Exercise goal – The listing below must be repeated word for word, with its images excluded.

═══ Available records

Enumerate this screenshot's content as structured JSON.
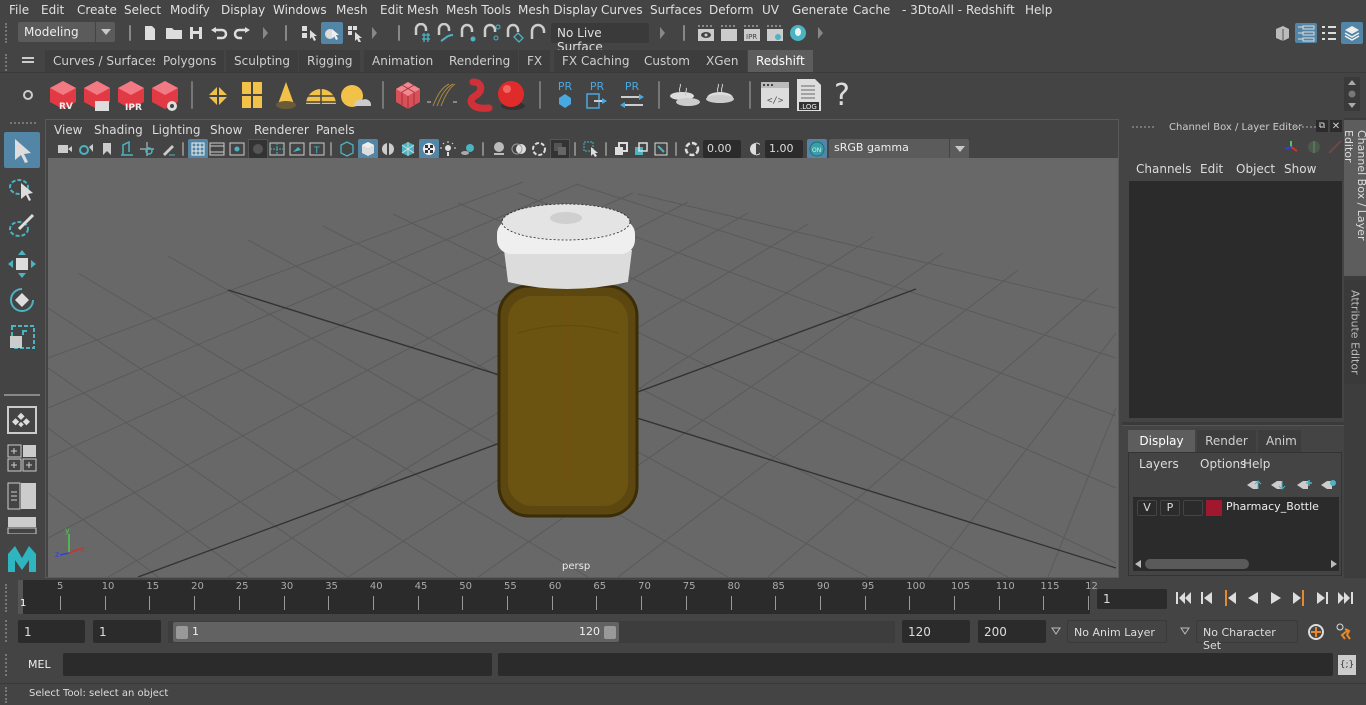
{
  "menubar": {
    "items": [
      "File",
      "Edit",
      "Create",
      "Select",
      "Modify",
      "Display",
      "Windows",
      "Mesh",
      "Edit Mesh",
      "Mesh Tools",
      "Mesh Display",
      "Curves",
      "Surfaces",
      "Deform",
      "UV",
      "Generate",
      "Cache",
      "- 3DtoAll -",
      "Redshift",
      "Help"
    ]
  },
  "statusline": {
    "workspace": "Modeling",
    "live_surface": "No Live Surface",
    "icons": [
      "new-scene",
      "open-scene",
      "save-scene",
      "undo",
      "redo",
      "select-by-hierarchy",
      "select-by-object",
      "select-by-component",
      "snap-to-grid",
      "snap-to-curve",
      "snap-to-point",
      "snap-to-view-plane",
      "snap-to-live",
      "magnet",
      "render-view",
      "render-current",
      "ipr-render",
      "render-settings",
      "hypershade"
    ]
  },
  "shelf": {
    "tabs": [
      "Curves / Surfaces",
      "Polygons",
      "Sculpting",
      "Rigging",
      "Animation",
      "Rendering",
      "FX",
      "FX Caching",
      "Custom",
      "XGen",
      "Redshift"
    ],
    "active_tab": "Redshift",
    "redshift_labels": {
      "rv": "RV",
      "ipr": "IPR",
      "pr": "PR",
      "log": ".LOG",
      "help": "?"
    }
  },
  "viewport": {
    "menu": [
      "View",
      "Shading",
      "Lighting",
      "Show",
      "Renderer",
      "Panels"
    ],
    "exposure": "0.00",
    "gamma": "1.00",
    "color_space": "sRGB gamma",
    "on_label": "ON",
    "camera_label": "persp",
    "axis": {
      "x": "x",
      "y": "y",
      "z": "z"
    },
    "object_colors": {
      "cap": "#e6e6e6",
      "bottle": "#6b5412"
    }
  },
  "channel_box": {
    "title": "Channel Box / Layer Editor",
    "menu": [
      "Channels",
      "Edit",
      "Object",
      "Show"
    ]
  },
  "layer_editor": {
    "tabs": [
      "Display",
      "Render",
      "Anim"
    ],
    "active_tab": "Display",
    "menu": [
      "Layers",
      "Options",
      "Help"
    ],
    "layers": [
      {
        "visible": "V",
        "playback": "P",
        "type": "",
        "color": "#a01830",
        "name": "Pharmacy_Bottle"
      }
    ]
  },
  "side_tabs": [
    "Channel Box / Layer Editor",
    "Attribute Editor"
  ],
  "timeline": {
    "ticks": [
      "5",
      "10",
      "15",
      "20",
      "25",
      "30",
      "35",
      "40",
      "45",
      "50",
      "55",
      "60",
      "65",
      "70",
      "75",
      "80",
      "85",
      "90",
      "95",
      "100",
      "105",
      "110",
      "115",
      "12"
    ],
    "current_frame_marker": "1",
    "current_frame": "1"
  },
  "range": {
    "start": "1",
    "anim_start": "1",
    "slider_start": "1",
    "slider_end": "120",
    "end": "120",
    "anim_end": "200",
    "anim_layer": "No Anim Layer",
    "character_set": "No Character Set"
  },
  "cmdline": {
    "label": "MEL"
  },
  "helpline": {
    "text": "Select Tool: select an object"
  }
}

══════

Output –
Enumerate this screenshot's content as structured JSON.
{
  "menubar": {
    "items": [
      "File",
      "Edit",
      "Create",
      "Select",
      "Modify",
      "Display",
      "Windows",
      "Mesh",
      "Edit Mesh",
      "Mesh Tools",
      "Mesh Display",
      "Curves",
      "Surfaces",
      "Deform",
      "UV",
      "Generate",
      "Cache",
      "- 3DtoAll -",
      "Redshift",
      "Help"
    ]
  },
  "statusline": {
    "workspace": "Modeling",
    "live_surface": "No Live Surface",
    "icons": [
      "new-scene",
      "open-scene",
      "save-scene",
      "undo",
      "redo",
      "select-by-hierarchy",
      "select-by-object",
      "select-by-component",
      "snap-to-grid",
      "snap-to-curve",
      "snap-to-point",
      "snap-to-view-plane",
      "snap-to-live",
      "magnet",
      "render-view",
      "render-current",
      "ipr-render",
      "render-settings",
      "hypershade"
    ]
  },
  "shelf": {
    "tabs": [
      "Curves / Surfaces",
      "Polygons",
      "Sculpting",
      "Rigging",
      "Animation",
      "Rendering",
      "FX",
      "FX Caching",
      "Custom",
      "XGen",
      "Redshift"
    ],
    "active_tab": "Redshift",
    "redshift_labels": {
      "rv": "RV",
      "ipr": "IPR",
      "pr": "PR",
      "log": ".LOG",
      "help": "?"
    }
  },
  "viewport": {
    "menu": [
      "View",
      "Shading",
      "Lighting",
      "Show",
      "Renderer",
      "Panels"
    ],
    "exposure": "0.00",
    "gamma": "1.00",
    "color_space": "sRGB gamma",
    "on_label": "ON",
    "camera_label": "persp",
    "axis": {
      "x": "x",
      "y": "y",
      "z": "z"
    },
    "object_colors": {
      "cap": "#e6e6e6",
      "bottle": "#6b5412"
    }
  },
  "channel_box": {
    "title": "Channel Box / Layer Editor",
    "menu": [
      "Channels",
      "Edit",
      "Object",
      "Show"
    ]
  },
  "layer_editor": {
    "tabs": [
      "Display",
      "Render",
      "Anim"
    ],
    "active_tab": "Display",
    "menu": [
      "Layers",
      "Options",
      "Help"
    ],
    "layers": [
      {
        "visible": "V",
        "playback": "P",
        "type": "",
        "color": "#a01830",
        "name": "Pharmacy_Bottle"
      }
    ]
  },
  "side_tabs": [
    "Channel Box / Layer Editor",
    "Attribute Editor"
  ],
  "timeline": {
    "ticks": [
      "5",
      "10",
      "15",
      "20",
      "25",
      "30",
      "35",
      "40",
      "45",
      "50",
      "55",
      "60",
      "65",
      "70",
      "75",
      "80",
      "85",
      "90",
      "95",
      "100",
      "105",
      "110",
      "115",
      "12"
    ],
    "current_frame_marker": "1",
    "current_frame": "1"
  },
  "range": {
    "start": "1",
    "anim_start": "1",
    "slider_start": "1",
    "slider_end": "120",
    "end": "120",
    "anim_end": "200",
    "anim_layer": "No Anim Layer",
    "character_set": "No Character Set"
  },
  "cmdline": {
    "label": "MEL"
  },
  "helpline": {
    "text": "Select Tool: select an object"
  }
}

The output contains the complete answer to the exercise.